YOUR TASK:
Reproduce every entry exactly, without alteration.

SOURCE MATERIAL:
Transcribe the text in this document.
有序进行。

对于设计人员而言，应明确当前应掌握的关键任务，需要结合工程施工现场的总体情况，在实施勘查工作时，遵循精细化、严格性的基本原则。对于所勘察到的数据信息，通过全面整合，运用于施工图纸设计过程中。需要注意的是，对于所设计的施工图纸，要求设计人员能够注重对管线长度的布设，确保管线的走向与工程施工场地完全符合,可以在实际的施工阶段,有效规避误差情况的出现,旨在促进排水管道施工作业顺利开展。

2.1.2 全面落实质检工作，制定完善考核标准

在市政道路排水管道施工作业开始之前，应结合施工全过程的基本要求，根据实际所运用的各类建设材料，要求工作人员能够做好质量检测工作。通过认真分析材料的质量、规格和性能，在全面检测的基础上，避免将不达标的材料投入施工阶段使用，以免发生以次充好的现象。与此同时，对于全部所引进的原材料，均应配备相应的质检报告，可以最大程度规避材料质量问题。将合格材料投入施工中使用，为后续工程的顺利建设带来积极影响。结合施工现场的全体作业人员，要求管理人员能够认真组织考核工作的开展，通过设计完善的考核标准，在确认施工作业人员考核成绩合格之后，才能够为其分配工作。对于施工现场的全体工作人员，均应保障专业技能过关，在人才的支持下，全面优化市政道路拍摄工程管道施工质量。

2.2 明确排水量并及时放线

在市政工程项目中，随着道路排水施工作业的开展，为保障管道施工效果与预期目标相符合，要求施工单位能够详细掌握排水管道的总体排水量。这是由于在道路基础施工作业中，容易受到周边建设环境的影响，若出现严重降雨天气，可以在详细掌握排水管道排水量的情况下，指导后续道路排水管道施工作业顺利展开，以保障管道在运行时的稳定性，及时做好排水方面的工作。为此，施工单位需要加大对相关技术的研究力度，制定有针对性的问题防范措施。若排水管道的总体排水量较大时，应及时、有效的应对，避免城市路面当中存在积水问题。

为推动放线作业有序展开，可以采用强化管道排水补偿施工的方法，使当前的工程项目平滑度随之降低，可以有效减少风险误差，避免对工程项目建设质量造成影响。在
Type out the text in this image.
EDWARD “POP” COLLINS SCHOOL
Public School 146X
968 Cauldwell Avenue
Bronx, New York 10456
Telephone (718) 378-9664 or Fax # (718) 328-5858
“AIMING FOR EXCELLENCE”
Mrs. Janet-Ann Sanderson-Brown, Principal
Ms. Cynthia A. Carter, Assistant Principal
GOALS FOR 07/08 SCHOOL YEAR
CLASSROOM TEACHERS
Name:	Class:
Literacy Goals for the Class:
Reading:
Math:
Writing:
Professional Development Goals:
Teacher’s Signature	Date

WRITTEN ANSWER:
Transcribe the text in this document.
有序进行。

对于设计人员而言，应明确当前应掌握的关键任务，需要结合工程施工现场的总体情况，在实施勘查工作时，遵循精细化、严格性的基本原则。对于所勘察到的数据信息，通过全面整合，运用于施工图纸设计过程中。需要注意的是，对于所设计的施工图纸，要求设计人员能够注重对管线长度的布设，确保管线的走向与工程施工场地完全符合,可以在实际的施工阶段,有效规避误差情况的出现,旨在促进排水管道施工作业顺利开展。

2.1.2 全面落实质检工作，制定完善考核标准

在市政道路排水管道施工作业开始之前，应结合施工全过程的基本要求，根据实际所运用的各类建设材料，要求工作人员能够做好质量检测工作。通过认真分析材料的质量、规格和性能，在全面检测的基础上，避免将不达标的材料投入施工阶段使用，以免发生以次充好的现象。与此同时，对于全部所引进的原材料，均应配备相应的质检报告，可以最大程度规避材料质量问题。将合格材料投入施工中使用，为后续工程的顺利建设带来积极影响。结合施工现场的全体作业人员，要求管理人员能够认真组织考核工作的开展，通过设计完善的考核标准，在确认施工作业人员考核成绩合格之后，才能够为其分配工作。对于施工现场的全体工作人员，均应保障专业技能过关，在人才的支持下，全面优化市政道路拍摄工程管道施工质量。

2.2 明确排水量并及时放线

在市政工程项目中，随着道路排水施工作业的开展，为保障管道施工效果与预期目标相符合，要求施工单位能够详细掌握排水管道的总体排水量。这是由于在道路基础施工作业中，容易受到周边建设环境的影响，若出现严重降雨天气，可以在详细掌握排水管道排水量的情况下，指导后续道路排水管道施工作业顺利展开，以保障管道在运行时的稳定性，及时做好排水方面的工作。为此，施工单位需要加大对相关技术的研究力度，制定有针对性的问题防范措施。若排水管道的总体排水量较大时，应及时、有效的应对，避免城市路面当中存在积水问题。

为推动放线作业有序展开，可以采用强化管道排水补偿施工的方法，使当前的工程项目平滑度随之降低，可以有效减少风险误差，避免对工程项目建设质量造成影响。在
Type out the text in this image.
EDWARD “POP” COLLINS SCHOOL
Public School 146X
968 Cauldwell Avenue
Bronx, New York 10456
Telephone (718) 378-9664 or Fax # (718) 328-5858
“AIMING FOR EXCELLENCE”
Mrs. Janet-Ann Sanderson-Brown, Principal
Ms. Cynthia A. Carter, Assistant Principal
GOALS FOR 07/08 SCHOOL YEAR
CLASSROOM TEACHERS
Name:	Class:
Literacy Goals for the Class:
Reading:
Math:
Writing:
Professional Development Goals:
Teacher’s Signature	Date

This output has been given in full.